■ Source extract:
-----

The Great Sanka Switch – Think You Can Tell the Difference?

Perhaps you can detect the .3%?

Perhaps you can detect the .3%?

I just love coffee.  Truth be told, my coffee drinking represents my major source of my water intake.  Another truth be told, I guess I’m not a “real” coffee drinker because I don’t like it black – I love my flavored creamers.  I’ve drunk lots and lots of different coffee types and brands ranging from the major store brands to the Hawaiian and Costa Rican coffees to the Saudi coffee which is more like a tea/coffee combo (thank you Linda).  My wife and I agree though on our favorite coffee; Doka Estates in Costa Rica, their peaberry roast.  Can I tell the difference between the various roasts and brands?  I just know what I like.  Can I tell decaffeinated from ‘the real thing’?  Not if it’s a great tasting decaf blend like Cafe Britt’s of Costa Rica.

I once worked with a couple of young guys though who claimed they could tell the difference between regular and decaffeinated coffee.  Really?  Let’s see….

This is my first story from my foundry years.  I worked for a small family owned iron foundry from 1979 to 1987.  I will have a number of stories from this time period as there were a number of characters and experiences worth recording from my days with H.P. Deuscher Foundry of Hamilton, Ohio.

-----

■ Problem to work on: Summarize the coffee post in two sentences. The lines have no connection to the coffee post.

■ Dataset content:

-----

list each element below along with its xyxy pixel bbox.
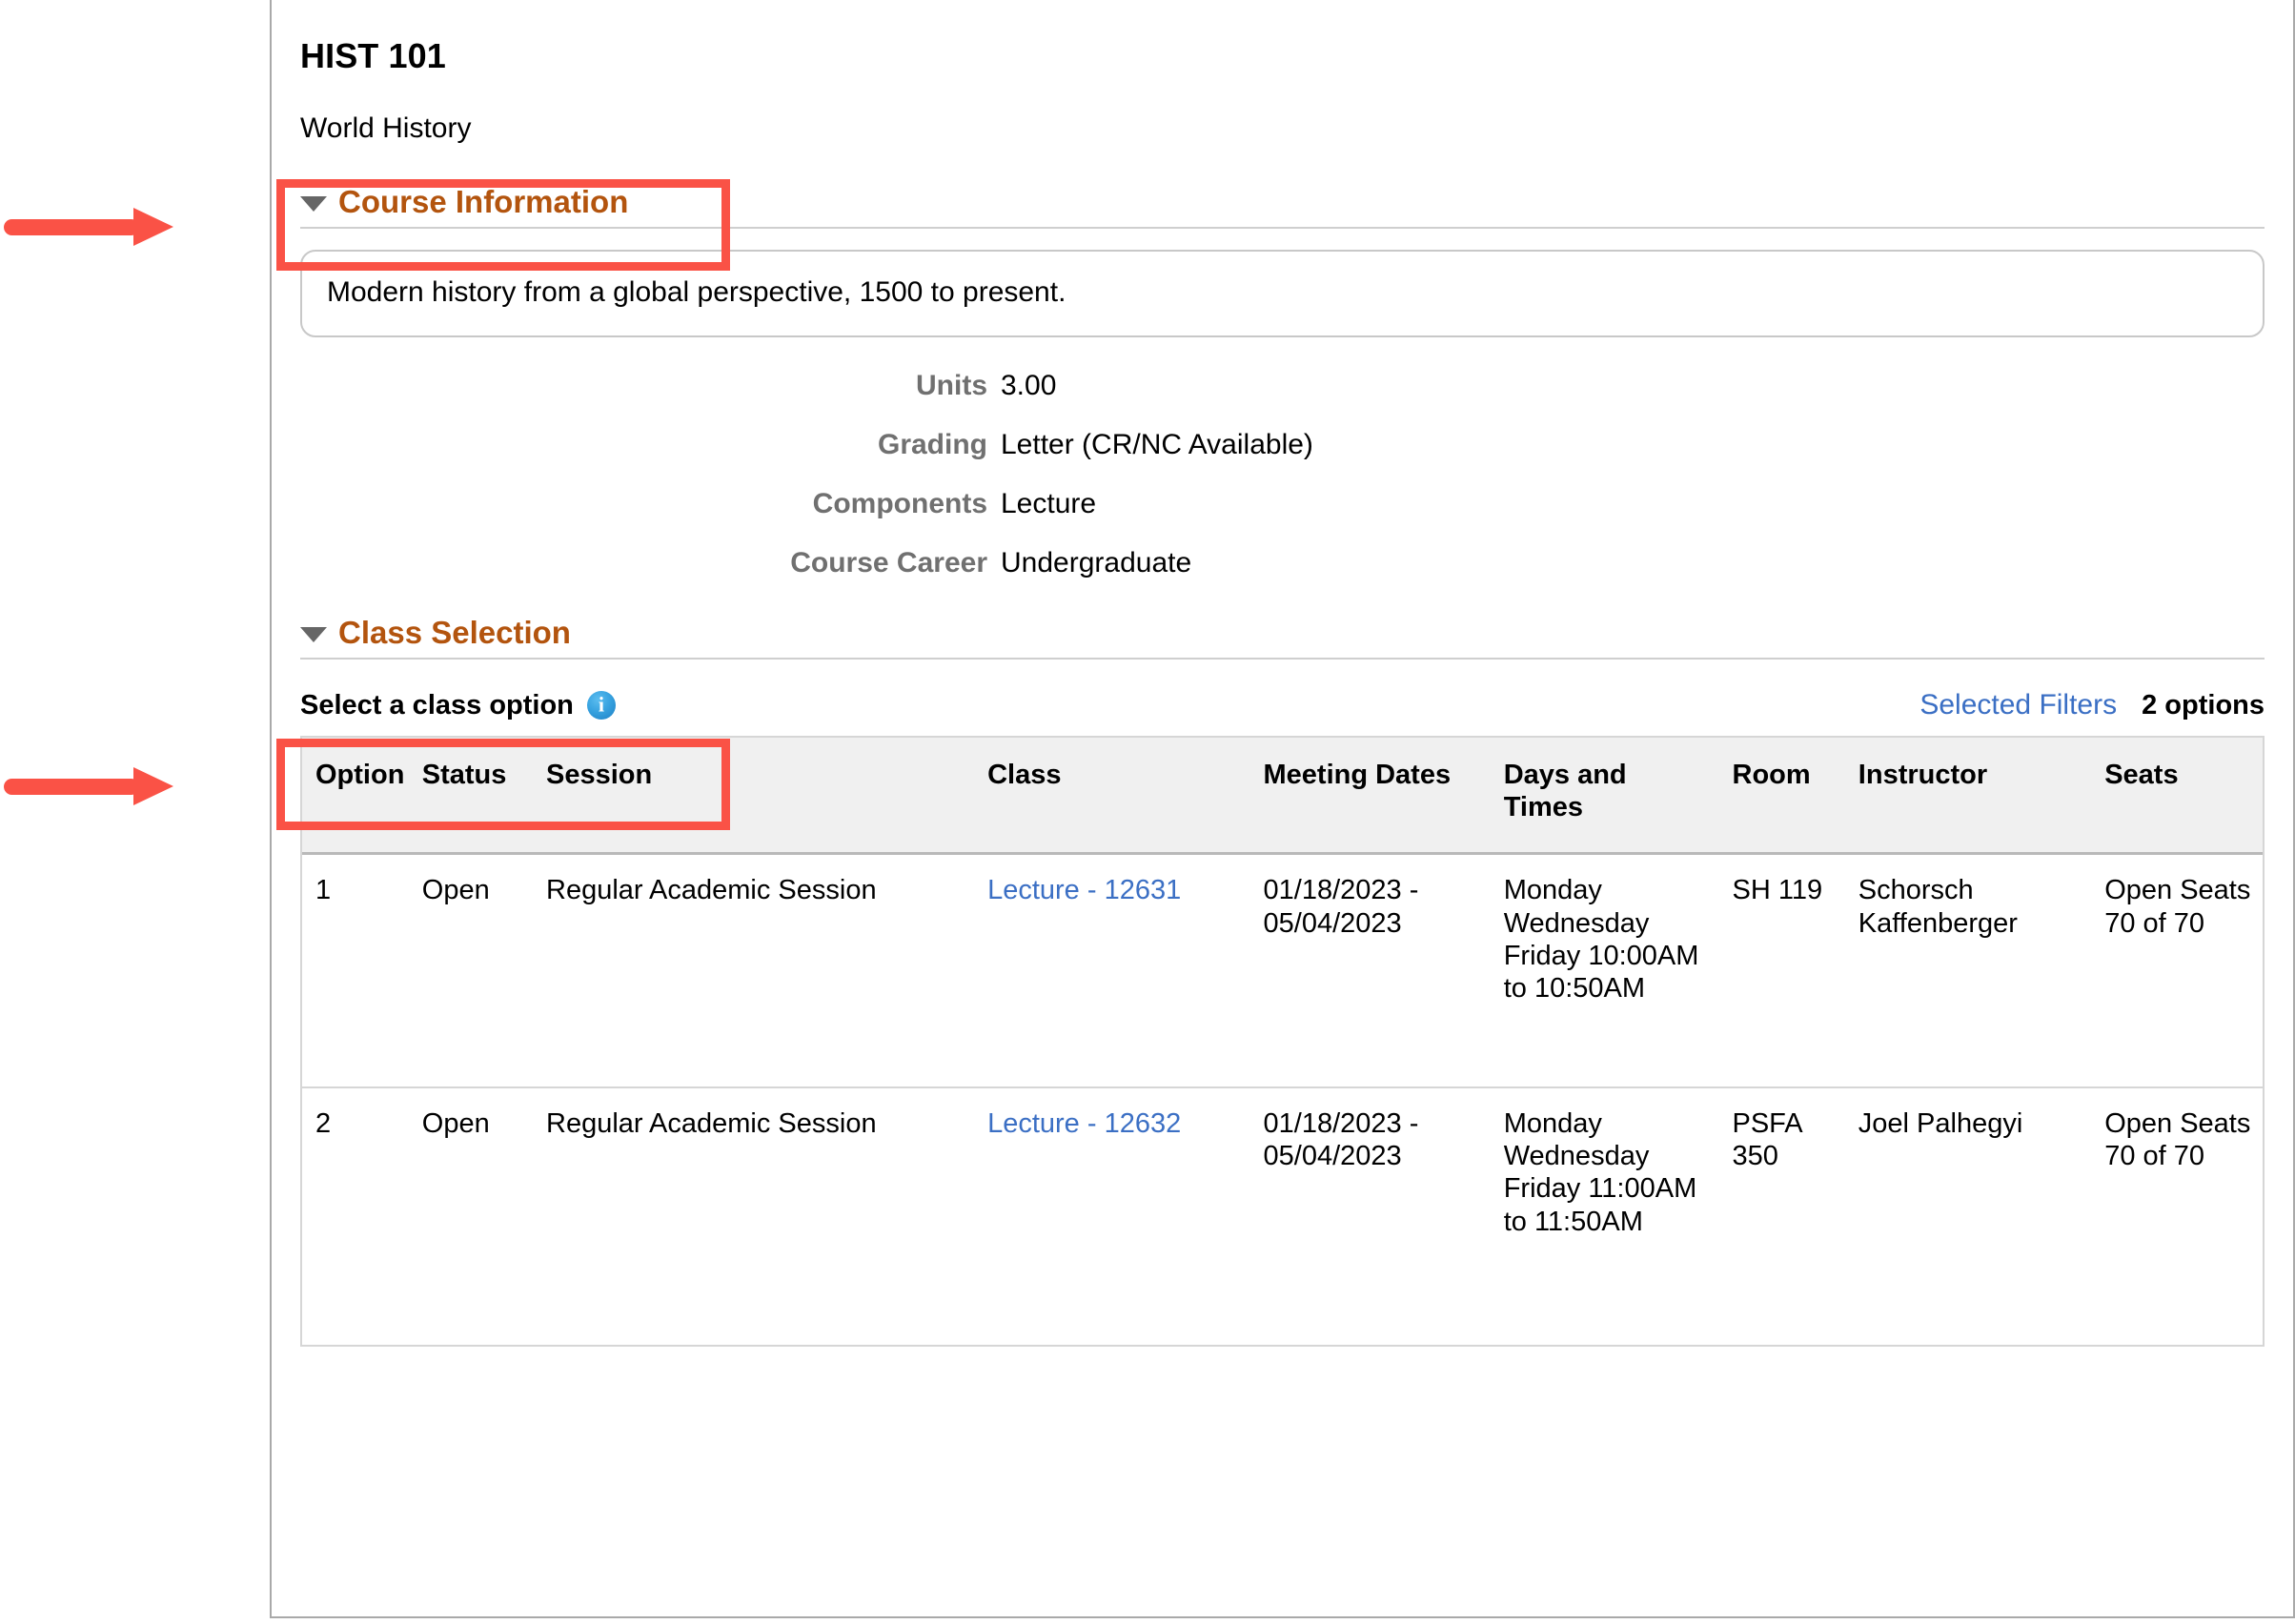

-----

■ Exercise solution: The writer loves coffee with flavored creamers, has tried many brands and types, shares a favorite (the Doka Estates peaberry roast from Costa Rica) with the writer's wife, and can't tell a great-tasting decaf from regular. The writer then introduces a first story from the years at H.P. Deuscher Foundry in Hamilton, Ohio (1979 to 1987), about a couple of young co-workers who claimed they could tell regular coffee from decaffeinated.